Job – Only the number is wanted: tally the lines below that contain the word "Degree".

Entries provided –
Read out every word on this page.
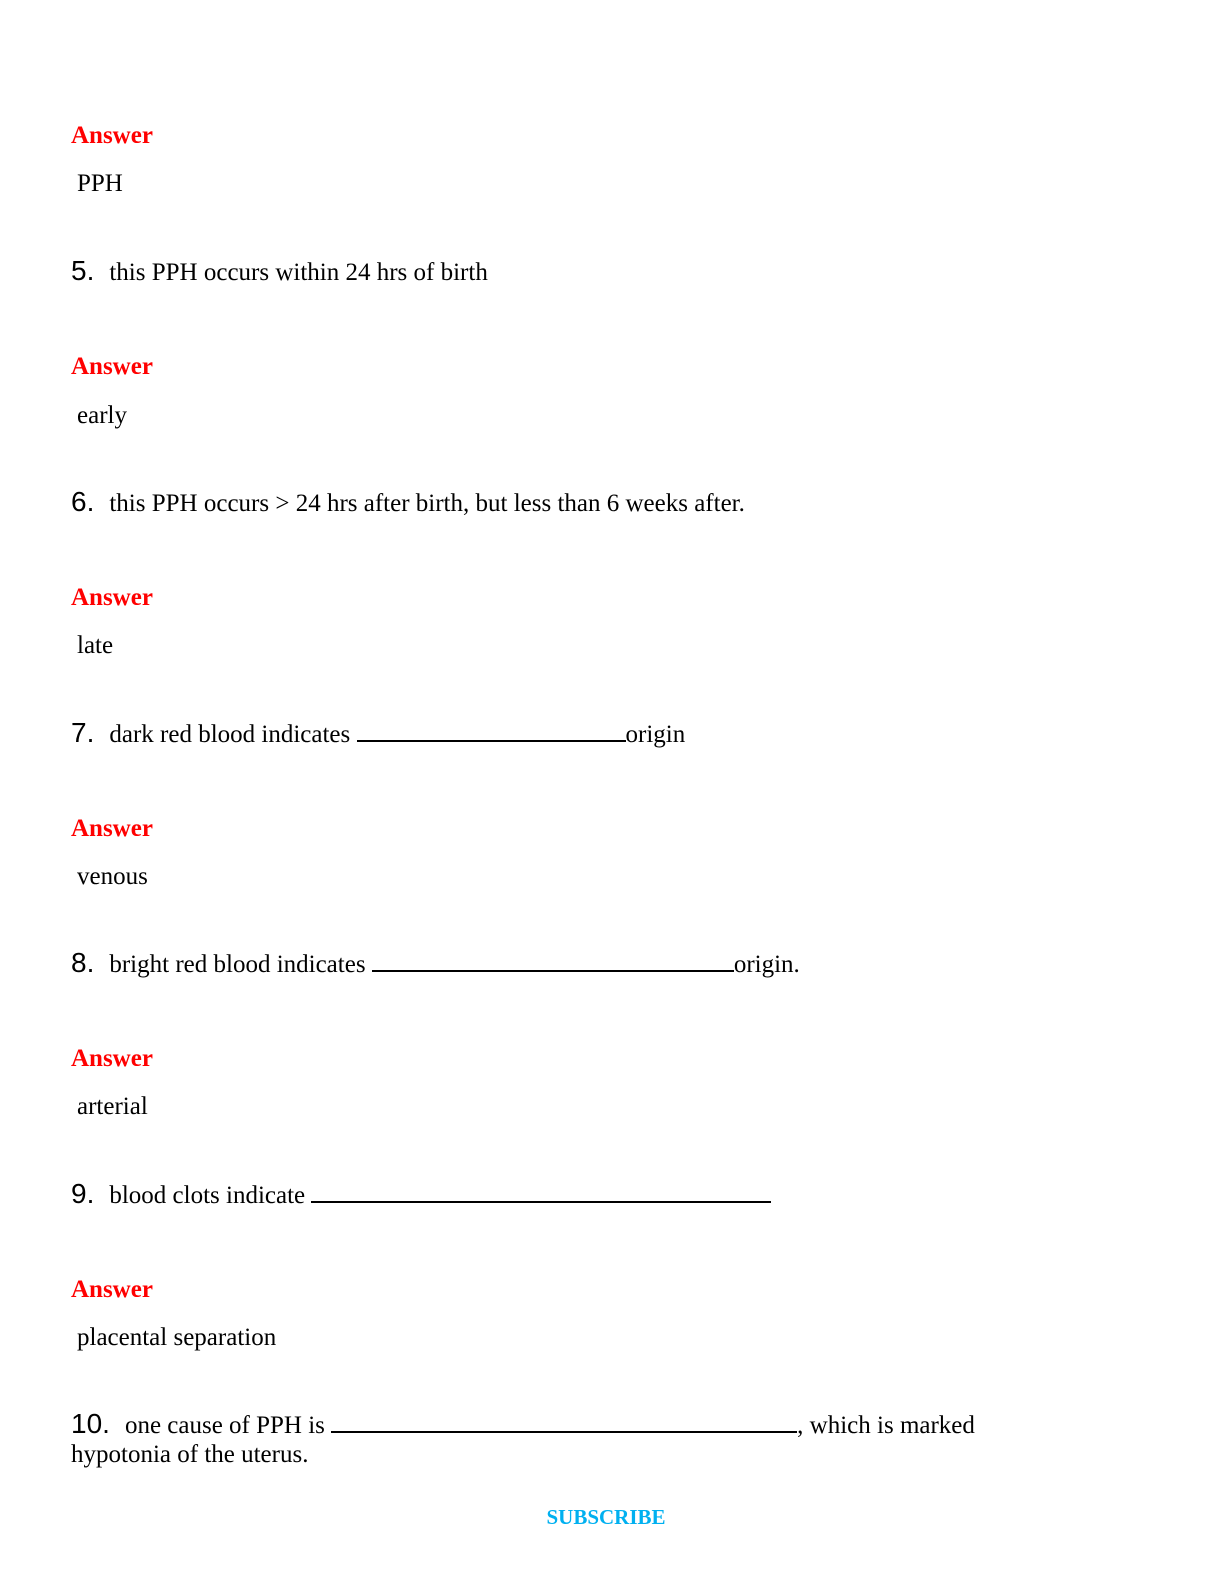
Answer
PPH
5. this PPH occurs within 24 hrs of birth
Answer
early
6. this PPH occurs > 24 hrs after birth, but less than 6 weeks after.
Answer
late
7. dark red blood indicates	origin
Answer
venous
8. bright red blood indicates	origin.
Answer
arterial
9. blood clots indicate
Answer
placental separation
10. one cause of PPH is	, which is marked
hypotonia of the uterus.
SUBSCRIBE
* * *
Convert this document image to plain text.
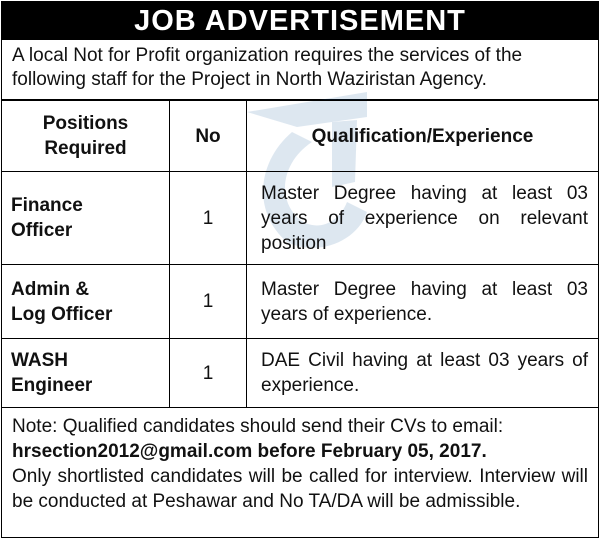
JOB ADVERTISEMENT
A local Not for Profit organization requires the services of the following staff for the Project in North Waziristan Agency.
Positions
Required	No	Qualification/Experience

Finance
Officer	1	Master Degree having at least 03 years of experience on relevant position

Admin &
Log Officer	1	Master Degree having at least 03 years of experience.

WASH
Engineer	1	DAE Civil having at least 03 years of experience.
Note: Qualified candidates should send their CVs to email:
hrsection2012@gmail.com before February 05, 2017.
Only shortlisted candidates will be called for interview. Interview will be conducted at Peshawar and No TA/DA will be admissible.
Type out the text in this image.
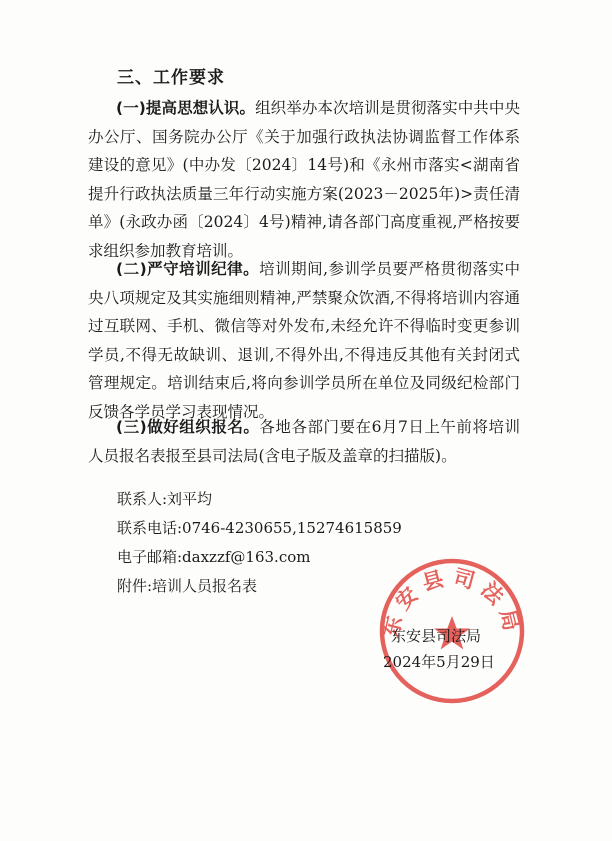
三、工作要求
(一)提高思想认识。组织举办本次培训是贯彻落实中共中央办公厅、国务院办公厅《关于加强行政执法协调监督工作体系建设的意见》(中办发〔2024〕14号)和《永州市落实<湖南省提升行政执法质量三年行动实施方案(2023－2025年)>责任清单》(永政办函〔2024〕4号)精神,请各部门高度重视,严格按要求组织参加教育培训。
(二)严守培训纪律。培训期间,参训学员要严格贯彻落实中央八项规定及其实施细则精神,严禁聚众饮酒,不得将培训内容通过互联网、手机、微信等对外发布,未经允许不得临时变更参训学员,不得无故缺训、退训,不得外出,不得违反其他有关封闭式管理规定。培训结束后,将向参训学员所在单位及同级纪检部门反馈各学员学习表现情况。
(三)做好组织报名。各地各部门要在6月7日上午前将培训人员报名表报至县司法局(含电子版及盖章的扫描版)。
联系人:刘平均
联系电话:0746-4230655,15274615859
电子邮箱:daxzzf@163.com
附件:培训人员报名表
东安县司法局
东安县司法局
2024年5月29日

Answer to the problem – 2